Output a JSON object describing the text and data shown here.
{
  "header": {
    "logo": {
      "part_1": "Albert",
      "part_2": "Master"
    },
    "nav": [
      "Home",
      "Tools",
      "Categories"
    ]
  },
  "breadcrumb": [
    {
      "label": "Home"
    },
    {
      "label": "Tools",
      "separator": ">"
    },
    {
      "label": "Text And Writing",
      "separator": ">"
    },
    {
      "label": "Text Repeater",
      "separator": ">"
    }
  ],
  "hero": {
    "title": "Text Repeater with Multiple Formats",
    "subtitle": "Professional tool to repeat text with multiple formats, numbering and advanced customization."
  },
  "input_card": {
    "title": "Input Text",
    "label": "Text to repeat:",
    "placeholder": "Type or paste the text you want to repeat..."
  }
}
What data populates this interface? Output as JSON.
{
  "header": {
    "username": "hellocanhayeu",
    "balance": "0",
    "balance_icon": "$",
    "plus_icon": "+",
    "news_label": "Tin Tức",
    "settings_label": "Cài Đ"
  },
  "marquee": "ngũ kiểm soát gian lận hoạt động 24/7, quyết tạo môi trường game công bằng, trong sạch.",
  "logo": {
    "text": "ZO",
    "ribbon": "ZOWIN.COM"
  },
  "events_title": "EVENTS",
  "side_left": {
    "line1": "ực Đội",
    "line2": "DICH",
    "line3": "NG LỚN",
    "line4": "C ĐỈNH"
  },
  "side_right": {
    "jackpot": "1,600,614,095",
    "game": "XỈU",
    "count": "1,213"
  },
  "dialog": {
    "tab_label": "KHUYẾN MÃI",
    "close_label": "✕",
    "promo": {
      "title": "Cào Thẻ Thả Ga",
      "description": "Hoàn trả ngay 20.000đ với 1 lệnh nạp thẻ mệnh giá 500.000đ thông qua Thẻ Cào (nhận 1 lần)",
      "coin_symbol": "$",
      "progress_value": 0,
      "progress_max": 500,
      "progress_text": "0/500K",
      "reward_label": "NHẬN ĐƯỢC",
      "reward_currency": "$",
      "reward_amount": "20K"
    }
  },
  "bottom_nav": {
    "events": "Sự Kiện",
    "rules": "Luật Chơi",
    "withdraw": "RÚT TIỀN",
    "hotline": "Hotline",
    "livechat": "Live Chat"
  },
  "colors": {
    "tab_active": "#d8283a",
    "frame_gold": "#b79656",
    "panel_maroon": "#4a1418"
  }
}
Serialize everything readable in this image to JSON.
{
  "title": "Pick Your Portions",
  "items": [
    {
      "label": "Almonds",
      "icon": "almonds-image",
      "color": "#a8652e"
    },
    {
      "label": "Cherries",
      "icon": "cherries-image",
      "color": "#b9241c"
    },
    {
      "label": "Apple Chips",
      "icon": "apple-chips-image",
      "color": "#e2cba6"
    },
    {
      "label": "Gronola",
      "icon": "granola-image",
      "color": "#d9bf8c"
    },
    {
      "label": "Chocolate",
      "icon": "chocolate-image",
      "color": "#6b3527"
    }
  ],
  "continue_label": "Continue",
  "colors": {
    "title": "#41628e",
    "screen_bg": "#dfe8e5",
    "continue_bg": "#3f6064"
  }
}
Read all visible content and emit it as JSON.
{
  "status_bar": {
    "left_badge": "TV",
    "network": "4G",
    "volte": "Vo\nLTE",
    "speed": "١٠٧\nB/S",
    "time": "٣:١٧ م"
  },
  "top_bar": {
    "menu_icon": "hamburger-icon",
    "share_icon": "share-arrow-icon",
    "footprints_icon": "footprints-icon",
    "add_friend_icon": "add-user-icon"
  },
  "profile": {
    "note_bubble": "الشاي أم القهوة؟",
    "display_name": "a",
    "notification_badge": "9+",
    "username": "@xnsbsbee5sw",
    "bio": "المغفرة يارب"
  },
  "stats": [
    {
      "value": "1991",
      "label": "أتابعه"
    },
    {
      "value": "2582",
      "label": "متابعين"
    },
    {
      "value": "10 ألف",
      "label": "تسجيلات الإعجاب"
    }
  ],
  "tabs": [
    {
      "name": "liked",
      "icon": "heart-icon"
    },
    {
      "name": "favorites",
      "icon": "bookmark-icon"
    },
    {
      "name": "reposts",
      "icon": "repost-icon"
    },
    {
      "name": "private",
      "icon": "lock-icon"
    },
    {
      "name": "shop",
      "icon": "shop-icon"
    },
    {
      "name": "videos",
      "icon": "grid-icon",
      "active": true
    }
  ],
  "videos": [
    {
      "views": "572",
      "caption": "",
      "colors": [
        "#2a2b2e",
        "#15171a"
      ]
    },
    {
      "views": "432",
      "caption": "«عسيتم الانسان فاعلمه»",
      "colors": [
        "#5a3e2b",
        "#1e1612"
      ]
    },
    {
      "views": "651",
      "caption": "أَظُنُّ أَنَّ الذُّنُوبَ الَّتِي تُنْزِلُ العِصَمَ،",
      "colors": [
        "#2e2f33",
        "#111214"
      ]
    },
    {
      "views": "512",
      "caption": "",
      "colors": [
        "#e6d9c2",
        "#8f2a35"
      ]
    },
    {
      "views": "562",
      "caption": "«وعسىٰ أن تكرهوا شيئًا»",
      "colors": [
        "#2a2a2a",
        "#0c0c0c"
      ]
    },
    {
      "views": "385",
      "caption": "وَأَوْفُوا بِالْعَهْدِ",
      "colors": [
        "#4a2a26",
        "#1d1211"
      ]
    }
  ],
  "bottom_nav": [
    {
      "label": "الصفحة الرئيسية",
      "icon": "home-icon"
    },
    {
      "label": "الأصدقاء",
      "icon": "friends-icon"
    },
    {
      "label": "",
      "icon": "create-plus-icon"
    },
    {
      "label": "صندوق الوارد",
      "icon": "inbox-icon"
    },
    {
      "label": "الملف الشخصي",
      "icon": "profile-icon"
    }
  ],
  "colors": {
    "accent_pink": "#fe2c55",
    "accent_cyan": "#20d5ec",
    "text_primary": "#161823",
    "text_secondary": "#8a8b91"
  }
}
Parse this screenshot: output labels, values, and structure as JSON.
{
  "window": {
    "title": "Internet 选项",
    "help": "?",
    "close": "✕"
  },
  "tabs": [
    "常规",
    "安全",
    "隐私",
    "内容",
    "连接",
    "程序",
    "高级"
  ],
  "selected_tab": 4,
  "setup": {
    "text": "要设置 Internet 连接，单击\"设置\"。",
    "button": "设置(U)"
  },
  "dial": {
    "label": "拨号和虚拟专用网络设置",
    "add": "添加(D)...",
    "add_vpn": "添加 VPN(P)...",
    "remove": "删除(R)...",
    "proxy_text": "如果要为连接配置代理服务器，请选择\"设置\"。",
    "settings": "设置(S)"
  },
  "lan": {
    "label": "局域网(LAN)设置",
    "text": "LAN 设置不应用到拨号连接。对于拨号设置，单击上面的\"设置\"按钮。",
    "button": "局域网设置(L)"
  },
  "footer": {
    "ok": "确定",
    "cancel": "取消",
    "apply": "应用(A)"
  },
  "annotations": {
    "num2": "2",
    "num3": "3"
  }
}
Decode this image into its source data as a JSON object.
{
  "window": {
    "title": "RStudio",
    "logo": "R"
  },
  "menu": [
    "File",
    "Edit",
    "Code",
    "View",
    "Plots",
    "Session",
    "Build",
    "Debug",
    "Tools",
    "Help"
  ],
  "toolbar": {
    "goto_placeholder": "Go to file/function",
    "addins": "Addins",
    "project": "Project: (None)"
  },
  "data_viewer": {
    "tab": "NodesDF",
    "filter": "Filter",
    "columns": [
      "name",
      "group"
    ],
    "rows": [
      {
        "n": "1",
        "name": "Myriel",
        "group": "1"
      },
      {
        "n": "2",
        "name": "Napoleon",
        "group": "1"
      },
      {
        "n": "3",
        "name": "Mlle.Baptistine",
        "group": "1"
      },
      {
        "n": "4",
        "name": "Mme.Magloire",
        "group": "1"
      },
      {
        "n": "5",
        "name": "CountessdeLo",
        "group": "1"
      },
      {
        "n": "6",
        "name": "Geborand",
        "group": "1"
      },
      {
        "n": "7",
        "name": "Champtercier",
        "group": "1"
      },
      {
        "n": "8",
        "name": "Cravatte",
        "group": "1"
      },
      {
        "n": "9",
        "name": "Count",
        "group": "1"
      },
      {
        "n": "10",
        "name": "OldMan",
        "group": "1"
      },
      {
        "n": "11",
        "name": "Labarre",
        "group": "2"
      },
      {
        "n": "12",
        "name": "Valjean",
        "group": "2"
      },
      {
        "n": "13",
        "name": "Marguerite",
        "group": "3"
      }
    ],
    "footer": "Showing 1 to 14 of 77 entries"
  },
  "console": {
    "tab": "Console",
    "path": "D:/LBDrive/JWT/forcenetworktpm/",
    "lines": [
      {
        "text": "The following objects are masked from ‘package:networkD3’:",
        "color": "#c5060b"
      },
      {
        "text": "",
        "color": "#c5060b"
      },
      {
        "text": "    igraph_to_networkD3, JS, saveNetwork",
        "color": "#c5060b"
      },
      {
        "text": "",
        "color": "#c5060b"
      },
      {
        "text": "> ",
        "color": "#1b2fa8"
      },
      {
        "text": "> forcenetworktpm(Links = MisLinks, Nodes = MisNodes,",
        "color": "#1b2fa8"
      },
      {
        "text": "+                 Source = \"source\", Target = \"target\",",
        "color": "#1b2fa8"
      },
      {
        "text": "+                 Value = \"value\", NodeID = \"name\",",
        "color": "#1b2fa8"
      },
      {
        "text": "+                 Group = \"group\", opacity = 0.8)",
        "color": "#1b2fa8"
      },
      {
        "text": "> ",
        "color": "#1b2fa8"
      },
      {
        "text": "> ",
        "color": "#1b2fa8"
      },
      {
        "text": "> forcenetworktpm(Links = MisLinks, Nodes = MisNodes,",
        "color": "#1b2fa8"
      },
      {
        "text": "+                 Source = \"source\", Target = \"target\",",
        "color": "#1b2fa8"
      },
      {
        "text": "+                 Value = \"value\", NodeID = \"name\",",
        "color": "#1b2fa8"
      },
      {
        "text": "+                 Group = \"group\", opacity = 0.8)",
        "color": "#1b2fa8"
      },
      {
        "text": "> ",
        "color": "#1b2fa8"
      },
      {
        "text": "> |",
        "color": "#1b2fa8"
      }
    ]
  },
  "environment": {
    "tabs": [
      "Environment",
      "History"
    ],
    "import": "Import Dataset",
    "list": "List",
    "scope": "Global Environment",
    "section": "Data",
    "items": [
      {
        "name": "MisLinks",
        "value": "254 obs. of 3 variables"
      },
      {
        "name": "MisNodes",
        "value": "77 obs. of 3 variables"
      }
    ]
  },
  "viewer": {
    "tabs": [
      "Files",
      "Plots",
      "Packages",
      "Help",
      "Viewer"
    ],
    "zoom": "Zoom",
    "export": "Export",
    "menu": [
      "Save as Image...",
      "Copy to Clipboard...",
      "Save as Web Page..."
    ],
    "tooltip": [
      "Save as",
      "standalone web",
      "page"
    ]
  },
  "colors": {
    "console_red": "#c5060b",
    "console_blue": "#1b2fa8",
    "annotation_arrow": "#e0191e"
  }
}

=-=-=-=-=

SHORT EXERCISE:
Display every line of the listing that contains the string "JSON".

RESPONSE:
Output a JSON object describing the text and data shown here.
What data populates this interface? Output as JSON.
Serialize everything readable in this image to JSON.
Read all visible content and emit it as JSON.
Parse this screenshot: output labels, values, and structure as JSON.
Decode this image into its source data as a JSON object.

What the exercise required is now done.